## Task statement
What is the count of lines that hold the word "铁化如水"? Give only the number.

(Stored data entries)
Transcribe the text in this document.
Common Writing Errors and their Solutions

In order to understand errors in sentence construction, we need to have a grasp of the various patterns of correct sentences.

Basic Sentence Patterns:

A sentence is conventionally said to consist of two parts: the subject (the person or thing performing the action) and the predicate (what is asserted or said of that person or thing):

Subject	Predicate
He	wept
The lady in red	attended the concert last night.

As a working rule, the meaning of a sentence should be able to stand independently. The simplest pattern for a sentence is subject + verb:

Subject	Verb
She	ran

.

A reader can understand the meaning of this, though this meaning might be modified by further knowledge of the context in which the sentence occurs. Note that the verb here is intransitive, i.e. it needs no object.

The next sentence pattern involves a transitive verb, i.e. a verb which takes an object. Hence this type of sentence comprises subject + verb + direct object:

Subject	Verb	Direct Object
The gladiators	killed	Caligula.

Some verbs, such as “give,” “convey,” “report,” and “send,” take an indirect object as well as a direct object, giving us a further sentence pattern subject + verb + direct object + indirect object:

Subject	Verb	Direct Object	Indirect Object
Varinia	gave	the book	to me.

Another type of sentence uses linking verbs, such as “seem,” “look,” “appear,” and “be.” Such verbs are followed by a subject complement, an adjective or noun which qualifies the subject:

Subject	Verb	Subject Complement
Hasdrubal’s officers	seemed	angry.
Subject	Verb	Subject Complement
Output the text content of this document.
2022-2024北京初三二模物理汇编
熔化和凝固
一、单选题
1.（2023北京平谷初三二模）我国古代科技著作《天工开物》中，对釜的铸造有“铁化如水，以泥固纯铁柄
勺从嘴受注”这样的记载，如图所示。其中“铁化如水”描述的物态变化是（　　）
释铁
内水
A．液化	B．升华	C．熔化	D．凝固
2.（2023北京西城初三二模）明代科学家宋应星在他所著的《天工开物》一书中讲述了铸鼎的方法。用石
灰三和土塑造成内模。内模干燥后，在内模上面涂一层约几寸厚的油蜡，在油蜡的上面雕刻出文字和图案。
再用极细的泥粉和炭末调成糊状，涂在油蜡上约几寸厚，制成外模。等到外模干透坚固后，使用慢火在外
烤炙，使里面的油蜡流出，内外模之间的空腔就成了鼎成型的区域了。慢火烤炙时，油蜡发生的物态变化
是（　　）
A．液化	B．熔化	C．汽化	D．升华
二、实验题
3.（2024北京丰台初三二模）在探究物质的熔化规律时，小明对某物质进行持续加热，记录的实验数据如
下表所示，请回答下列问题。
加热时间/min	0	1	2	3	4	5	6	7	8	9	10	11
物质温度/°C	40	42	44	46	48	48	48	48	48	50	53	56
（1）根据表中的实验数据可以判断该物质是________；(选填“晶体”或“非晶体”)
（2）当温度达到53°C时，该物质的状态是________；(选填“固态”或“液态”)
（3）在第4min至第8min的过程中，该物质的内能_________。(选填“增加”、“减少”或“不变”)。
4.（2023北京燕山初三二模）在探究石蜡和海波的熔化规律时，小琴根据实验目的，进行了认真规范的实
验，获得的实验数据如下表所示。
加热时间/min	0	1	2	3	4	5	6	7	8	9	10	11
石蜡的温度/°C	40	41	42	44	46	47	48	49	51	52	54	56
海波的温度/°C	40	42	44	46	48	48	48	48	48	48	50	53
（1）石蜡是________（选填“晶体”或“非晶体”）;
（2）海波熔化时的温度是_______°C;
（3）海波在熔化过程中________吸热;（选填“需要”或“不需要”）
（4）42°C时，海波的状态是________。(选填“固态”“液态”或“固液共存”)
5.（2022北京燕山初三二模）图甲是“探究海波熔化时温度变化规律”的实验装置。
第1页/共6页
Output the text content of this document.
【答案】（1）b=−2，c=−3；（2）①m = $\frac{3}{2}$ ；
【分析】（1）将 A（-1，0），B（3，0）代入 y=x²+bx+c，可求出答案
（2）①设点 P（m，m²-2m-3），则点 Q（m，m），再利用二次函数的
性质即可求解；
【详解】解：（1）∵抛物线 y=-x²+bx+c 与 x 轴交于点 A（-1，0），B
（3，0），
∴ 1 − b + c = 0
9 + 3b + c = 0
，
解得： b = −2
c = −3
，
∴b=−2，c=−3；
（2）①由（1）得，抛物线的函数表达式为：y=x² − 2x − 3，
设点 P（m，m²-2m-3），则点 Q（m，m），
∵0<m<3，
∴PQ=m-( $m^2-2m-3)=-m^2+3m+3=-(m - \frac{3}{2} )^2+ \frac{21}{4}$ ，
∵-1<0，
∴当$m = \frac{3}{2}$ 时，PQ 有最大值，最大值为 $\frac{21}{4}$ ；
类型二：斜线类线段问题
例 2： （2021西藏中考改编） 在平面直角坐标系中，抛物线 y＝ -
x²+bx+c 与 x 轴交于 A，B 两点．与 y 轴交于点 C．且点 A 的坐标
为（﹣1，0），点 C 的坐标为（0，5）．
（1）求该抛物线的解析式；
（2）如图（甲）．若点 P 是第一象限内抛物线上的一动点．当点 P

## Correct response
2